##### Data for this task

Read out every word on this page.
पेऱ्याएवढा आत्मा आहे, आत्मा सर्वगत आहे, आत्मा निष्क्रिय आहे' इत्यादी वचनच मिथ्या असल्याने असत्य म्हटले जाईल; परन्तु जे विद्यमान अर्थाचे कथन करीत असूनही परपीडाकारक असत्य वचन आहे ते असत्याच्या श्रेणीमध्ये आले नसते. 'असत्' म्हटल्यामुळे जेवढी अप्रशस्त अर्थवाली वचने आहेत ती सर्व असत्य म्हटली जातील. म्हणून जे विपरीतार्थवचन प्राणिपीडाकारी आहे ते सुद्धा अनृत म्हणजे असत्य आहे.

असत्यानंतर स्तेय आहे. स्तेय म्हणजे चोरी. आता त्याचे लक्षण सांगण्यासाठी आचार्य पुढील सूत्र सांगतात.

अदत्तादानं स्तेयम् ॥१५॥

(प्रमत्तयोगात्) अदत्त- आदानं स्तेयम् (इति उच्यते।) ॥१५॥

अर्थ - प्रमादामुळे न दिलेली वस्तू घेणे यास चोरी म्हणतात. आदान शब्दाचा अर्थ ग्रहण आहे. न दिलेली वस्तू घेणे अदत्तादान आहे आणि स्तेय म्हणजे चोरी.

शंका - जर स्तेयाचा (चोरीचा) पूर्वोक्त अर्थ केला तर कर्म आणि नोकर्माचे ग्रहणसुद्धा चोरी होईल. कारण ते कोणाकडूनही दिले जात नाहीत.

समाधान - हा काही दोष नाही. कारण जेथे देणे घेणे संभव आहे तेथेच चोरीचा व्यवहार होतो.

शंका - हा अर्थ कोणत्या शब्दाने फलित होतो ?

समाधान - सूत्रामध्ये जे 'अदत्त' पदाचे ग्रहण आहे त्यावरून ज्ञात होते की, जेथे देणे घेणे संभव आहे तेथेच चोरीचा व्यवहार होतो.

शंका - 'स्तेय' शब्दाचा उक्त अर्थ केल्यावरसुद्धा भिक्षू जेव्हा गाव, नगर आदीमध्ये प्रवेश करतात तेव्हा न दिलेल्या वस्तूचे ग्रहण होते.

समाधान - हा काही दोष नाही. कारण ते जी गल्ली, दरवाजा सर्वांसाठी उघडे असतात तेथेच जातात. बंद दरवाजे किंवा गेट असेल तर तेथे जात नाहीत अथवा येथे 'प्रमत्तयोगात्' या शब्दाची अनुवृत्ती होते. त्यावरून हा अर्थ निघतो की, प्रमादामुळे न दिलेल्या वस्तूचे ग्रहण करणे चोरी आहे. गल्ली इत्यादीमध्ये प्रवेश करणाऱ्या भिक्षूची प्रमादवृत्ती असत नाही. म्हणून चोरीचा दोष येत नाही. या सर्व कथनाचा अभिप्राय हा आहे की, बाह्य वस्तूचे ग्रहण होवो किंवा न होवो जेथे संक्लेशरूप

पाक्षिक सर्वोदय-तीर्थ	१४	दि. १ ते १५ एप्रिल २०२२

##########
##### Data for this task

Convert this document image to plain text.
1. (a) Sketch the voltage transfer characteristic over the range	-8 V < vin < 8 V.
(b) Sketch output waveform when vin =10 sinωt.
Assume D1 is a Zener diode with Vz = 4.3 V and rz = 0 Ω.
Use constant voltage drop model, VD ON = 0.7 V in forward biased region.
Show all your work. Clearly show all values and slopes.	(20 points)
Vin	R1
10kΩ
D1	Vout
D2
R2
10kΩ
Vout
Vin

##########

→ Stated exercise
From the records above, copy every line that holds the word "voltage".

→ Full response
1. (a) Sketch the voltage transfer characteristic over the range	-8 V < vin < 8 V.
Use constant voltage drop model, VD ON = 0.7 V in forward biased region.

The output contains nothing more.